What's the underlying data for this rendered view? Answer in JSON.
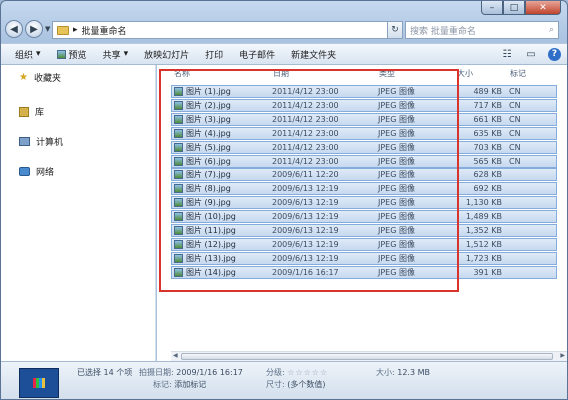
{
  "window": {
    "address_path": "批量重命名",
    "search_placeholder": "搜索 批量重命名",
    "buttons": {
      "minimize": "–",
      "maximize": "□",
      "close": "✕"
    }
  },
  "toolbar": {
    "organize": "组织",
    "preview": "预览",
    "share": "共享",
    "slideshow": "放映幻灯片",
    "print": "打印",
    "email": "电子邮件",
    "new_folder": "新建文件夹"
  },
  "nav": {
    "favorites": "收藏夹",
    "libraries": "库",
    "computer": "计算机",
    "network": "网络"
  },
  "columns": {
    "name": "名称",
    "date": "日期",
    "type": "类型",
    "size": "大小",
    "tag": "标记"
  },
  "files": [
    {
      "name": "图片 (1).jpg",
      "date": "2011/4/12 23:00",
      "type": "JPEG 图像",
      "size": "489 KB",
      "tag": "CN"
    },
    {
      "name": "图片 (2).jpg",
      "date": "2011/4/12 23:00",
      "type": "JPEG 图像",
      "size": "717 KB",
      "tag": "CN"
    },
    {
      "name": "图片 (3).jpg",
      "date": "2011/4/12 23:00",
      "type": "JPEG 图像",
      "size": "661 KB",
      "tag": "CN"
    },
    {
      "name": "图片 (4).jpg",
      "date": "2011/4/12 23:00",
      "type": "JPEG 图像",
      "size": "635 KB",
      "tag": "CN"
    },
    {
      "name": "图片 (5).jpg",
      "date": "2011/4/12 23:00",
      "type": "JPEG 图像",
      "size": "703 KB",
      "tag": "CN"
    },
    {
      "name": "图片 (6).jpg",
      "date": "2011/4/12 23:00",
      "type": "JPEG 图像",
      "size": "565 KB",
      "tag": "CN"
    },
    {
      "name": "图片 (7).jpg",
      "date": "2009/6/11 12:20",
      "type": "JPEG 图像",
      "size": "628 KB",
      "tag": ""
    },
    {
      "name": "图片 (8).jpg",
      "date": "2009/6/13 12:19",
      "type": "JPEG 图像",
      "size": "692 KB",
      "tag": ""
    },
    {
      "name": "图片 (9).jpg",
      "date": "2009/6/13 12:19",
      "type": "JPEG 图像",
      "size": "1,130 KB",
      "tag": ""
    },
    {
      "name": "图片 (10).jpg",
      "date": "2009/6/13 12:19",
      "type": "JPEG 图像",
      "size": "1,489 KB",
      "tag": ""
    },
    {
      "name": "图片 (11).jpg",
      "date": "2009/6/13 12:19",
      "type": "JPEG 图像",
      "size": "1,352 KB",
      "tag": ""
    },
    {
      "name": "图片 (12).jpg",
      "date": "2009/6/13 12:19",
      "type": "JPEG 图像",
      "size": "1,512 KB",
      "tag": ""
    },
    {
      "name": "图片 (13).jpg",
      "date": "2009/6/13 12:19",
      "type": "JPEG 图像",
      "size": "1,723 KB",
      "tag": ""
    },
    {
      "name": "图片 (14).jpg",
      "date": "2009/1/16 16:17",
      "type": "JPEG 图像",
      "size": "391 KB",
      "tag": ""
    }
  ],
  "details": {
    "selected": "已选择 14 个项",
    "date_taken_label": "拍摄日期:",
    "date_taken": "2009/1/16 16:17",
    "tags_label": "标记:",
    "tags_value": "添加标记",
    "rating_label": "分级:",
    "rating": "☆☆☆☆☆",
    "dims_label": "尺寸:",
    "dims_value": "(多个数值)",
    "size_label": "大小:",
    "size_value": "12.3 MB"
  }
}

——

● What to produce
Return the full material word for word. Do not include the pictures.

● Exercise output
What's the underlying data for this rendered view? Answer in JSON.
{
  "window": {
    "address_path": "批量重命名",
    "search_placeholder": "搜索 批量重命名",
    "buttons": {
      "minimize": "–",
      "maximize": "□",
      "close": "✕"
    }
  },
  "toolbar": {
    "organize": "组织",
    "preview": "预览",
    "share": "共享",
    "slideshow": "放映幻灯片",
    "print": "打印",
    "email": "电子邮件",
    "new_folder": "新建文件夹"
  },
  "nav": {
    "favorites": "收藏夹",
    "libraries": "库",
    "computer": "计算机",
    "network": "网络"
  },
  "columns": {
    "name": "名称",
    "date": "日期",
    "type": "类型",
    "size": "大小",
    "tag": "标记"
  },
  "files": [
    {
      "name": "图片 (1).jpg",
      "date": "2011/4/12 23:00",
      "type": "JPEG 图像",
      "size": "489 KB",
      "tag": "CN"
    },
    {
      "name": "图片 (2).jpg",
      "date": "2011/4/12 23:00",
      "type": "JPEG 图像",
      "size": "717 KB",
      "tag": "CN"
    },
    {
      "name": "图片 (3).jpg",
      "date": "2011/4/12 23:00",
      "type": "JPEG 图像",
      "size": "661 KB",
      "tag": "CN"
    },
    {
      "name": "图片 (4).jpg",
      "date": "2011/4/12 23:00",
      "type": "JPEG 图像",
      "size": "635 KB",
      "tag": "CN"
    },
    {
      "name": "图片 (5).jpg",
      "date": "2011/4/12 23:00",
      "type": "JPEG 图像",
      "size": "703 KB",
      "tag": "CN"
    },
    {
      "name": "图片 (6).jpg",
      "date": "2011/4/12 23:00",
      "type": "JPEG 图像",
      "size": "565 KB",
      "tag": "CN"
    },
    {
      "name": "图片 (7).jpg",
      "date": "2009/6/11 12:20",
      "type": "JPEG 图像",
      "size": "628 KB",
      "tag": ""
    },
    {
      "name": "图片 (8).jpg",
      "date": "2009/6/13 12:19",
      "type": "JPEG 图像",
      "size": "692 KB",
      "tag": ""
    },
    {
      "name": "图片 (9).jpg",
      "date": "2009/6/13 12:19",
      "type": "JPEG 图像",
      "size": "1,130 KB",
      "tag": ""
    },
    {
      "name": "图片 (10).jpg",
      "date": "2009/6/13 12:19",
      "type": "JPEG 图像",
      "size": "1,489 KB",
      "tag": ""
    },
    {
      "name": "图片 (11).jpg",
      "date": "2009/6/13 12:19",
      "type": "JPEG 图像",
      "size": "1,352 KB",
      "tag": ""
    },
    {
      "name": "图片 (12).jpg",
      "date": "2009/6/13 12:19",
      "type": "JPEG 图像",
      "size": "1,512 KB",
      "tag": ""
    },
    {
      "name": "图片 (13).jpg",
      "date": "2009/6/13 12:19",
      "type": "JPEG 图像",
      "size": "1,723 KB",
      "tag": ""
    },
    {
      "name": "图片 (14).jpg",
      "date": "2009/1/16 16:17",
      "type": "JPEG 图像",
      "size": "391 KB",
      "tag": ""
    }
  ],
  "details": {
    "selected": "已选择 14 个项",
    "date_taken_label": "拍摄日期:",
    "date_taken": "2009/1/16 16:17",
    "tags_label": "标记:",
    "tags_value": "添加标记",
    "rating_label": "分级:",
    "rating": "☆☆☆☆☆",
    "dims_label": "尺寸:",
    "dims_value": "(多个数值)",
    "size_label": "大小:",
    "size_value": "12.3 MB"
  }
}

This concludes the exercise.